[Source data]
========

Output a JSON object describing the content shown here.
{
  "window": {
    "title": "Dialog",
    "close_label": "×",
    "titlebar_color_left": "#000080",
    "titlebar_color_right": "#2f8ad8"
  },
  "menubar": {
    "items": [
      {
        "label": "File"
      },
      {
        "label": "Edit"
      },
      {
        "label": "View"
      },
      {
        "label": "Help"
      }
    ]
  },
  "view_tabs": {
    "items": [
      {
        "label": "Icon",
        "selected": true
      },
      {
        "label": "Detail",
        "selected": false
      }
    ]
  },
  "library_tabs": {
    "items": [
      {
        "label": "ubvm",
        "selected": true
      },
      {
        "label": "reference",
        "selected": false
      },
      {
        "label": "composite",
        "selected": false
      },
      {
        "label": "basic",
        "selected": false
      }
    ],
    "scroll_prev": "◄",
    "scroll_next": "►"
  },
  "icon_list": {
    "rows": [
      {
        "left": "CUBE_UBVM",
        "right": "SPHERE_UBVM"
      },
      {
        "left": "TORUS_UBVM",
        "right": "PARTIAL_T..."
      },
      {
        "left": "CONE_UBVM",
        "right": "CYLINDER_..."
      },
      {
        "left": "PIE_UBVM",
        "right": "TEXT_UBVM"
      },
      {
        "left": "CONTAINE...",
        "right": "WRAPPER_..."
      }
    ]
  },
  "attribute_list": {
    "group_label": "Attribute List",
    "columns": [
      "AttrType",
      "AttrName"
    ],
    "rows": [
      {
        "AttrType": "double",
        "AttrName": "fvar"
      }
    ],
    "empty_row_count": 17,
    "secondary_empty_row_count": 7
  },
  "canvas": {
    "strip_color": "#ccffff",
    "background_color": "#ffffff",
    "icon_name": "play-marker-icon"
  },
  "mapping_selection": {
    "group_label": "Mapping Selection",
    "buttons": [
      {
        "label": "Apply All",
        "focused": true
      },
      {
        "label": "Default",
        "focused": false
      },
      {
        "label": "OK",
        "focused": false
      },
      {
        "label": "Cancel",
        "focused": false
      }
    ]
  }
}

========

DIRECTION — Extract each line from the listing above, please, and repeat it exactly.

EXPECTED ANSWER —
Output a JSON object describing the content shown here.
{
  "window": {
    "title": "Dialog",
    "close_label": "×",
    "titlebar_color_left": "#000080",
    "titlebar_color_right": "#2f8ad8"
  },
  "menubar": {
    "items": [
      {
        "label": "File"
      },
      {
        "label": "Edit"
      },
      {
        "label": "View"
      },
      {
        "label": "Help"
      }
    ]
  },
  "view_tabs": {
    "items": [
      {
        "label": "Icon",
        "selected": true
      },
      {
        "label": "Detail",
        "selected": false
      }
    ]
  },
  "library_tabs": {
    "items": [
      {
        "label": "ubvm",
        "selected": true
      },
      {
        "label": "reference",
        "selected": false
      },
      {
        "label": "composite",
        "selected": false
      },
      {
        "label": "basic",
        "selected": false
      }
    ],
    "scroll_prev": "◄",
    "scroll_next": "►"
  },
  "icon_list": {
    "rows": [
      {
        "left": "CUBE_UBVM",
        "right": "SPHERE_UBVM"
      },
      {
        "left": "TORUS_UBVM",
        "right": "PARTIAL_T..."
      },
      {
        "left": "CONE_UBVM",
        "right": "CYLINDER_..."
      },
      {
        "left": "PIE_UBVM",
        "right": "TEXT_UBVM"
      },
      {
        "left": "CONTAINE...",
        "right": "WRAPPER_..."
      }
    ]
  },
  "attribute_list": {
    "group_label": "Attribute List",
    "columns": [
      "AttrType",
      "AttrName"
    ],
    "rows": [
      {
        "AttrType": "double",
        "AttrName": "fvar"
      }
    ],
    "empty_row_count": 17,
    "secondary_empty_row_count": 7
  },
  "canvas": {
    "strip_color": "#ccffff",
    "background_color": "#ffffff",
    "icon_name": "play-marker-icon"
  },
  "mapping_selection": {
    "group_label": "Mapping Selection",
    "buttons": [
      {
        "label": "Apply All",
        "focused": true
      },
      {
        "label": "Default",
        "focused": false
      },
      {
        "label": "OK",
        "focused": false
      },
      {
        "label": "Cancel",
        "focused": false
      }
    ]
  }
}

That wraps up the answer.